*WHAT YOU NEED TO DO*
How many of the lines that follow contain the word "mirigyes"? Give only the number.

------ MATERIAL FOR THIS TASK ------

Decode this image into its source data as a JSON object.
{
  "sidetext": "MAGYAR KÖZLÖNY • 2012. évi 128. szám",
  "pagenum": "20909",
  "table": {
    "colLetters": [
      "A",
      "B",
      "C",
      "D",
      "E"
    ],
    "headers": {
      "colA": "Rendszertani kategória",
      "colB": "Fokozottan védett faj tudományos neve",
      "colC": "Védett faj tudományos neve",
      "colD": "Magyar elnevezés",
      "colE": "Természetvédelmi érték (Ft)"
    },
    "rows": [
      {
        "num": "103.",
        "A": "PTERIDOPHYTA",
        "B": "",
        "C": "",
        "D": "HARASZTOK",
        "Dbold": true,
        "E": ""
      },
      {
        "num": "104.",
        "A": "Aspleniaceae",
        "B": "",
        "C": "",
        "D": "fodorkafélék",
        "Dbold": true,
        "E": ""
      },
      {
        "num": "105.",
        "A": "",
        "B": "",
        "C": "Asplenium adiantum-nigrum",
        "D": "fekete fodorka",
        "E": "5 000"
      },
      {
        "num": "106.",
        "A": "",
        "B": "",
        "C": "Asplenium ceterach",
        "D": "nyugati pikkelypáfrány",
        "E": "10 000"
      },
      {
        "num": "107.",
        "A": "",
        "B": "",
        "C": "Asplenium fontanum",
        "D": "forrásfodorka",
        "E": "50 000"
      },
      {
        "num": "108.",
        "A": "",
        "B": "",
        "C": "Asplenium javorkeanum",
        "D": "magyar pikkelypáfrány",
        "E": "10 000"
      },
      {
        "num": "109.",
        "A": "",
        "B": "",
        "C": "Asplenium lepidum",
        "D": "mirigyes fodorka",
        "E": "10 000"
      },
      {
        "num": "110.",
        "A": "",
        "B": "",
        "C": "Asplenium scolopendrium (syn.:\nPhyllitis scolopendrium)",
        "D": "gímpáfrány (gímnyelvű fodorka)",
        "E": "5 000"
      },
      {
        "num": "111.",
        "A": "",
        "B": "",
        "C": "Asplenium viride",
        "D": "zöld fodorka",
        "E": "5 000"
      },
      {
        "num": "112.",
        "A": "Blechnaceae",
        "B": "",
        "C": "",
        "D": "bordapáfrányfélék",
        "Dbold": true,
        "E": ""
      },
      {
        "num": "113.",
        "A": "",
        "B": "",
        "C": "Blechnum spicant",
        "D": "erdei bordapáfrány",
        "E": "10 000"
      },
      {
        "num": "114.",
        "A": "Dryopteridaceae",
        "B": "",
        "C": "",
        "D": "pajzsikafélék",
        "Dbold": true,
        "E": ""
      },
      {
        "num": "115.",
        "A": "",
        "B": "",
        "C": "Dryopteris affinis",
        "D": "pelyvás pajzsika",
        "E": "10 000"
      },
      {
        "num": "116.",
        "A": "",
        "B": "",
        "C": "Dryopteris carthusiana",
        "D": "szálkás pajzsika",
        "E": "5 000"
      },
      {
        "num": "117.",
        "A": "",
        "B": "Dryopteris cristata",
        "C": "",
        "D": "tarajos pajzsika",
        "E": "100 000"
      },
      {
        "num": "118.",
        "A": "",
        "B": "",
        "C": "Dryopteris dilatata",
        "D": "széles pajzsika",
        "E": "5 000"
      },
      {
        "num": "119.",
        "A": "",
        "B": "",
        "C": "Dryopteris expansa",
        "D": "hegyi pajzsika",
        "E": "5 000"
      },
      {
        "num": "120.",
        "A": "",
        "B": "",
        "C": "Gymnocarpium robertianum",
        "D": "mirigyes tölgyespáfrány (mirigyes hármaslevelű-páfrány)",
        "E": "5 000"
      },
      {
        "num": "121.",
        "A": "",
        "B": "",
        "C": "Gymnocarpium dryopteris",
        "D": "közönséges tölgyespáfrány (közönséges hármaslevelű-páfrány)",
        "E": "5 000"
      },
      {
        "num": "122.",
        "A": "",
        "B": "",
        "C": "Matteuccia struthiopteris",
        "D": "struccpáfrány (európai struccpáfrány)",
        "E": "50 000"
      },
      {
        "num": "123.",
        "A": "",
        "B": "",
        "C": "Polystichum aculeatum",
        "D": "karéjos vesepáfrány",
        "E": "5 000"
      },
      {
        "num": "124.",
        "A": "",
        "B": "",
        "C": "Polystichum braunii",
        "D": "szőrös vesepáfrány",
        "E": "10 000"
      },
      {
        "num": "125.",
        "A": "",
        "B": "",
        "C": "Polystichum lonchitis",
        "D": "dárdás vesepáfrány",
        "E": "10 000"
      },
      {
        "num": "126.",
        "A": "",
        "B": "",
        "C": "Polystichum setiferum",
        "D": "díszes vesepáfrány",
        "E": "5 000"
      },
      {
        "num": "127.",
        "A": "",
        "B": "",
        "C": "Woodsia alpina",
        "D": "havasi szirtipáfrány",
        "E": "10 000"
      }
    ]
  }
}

------

*REPLY*
2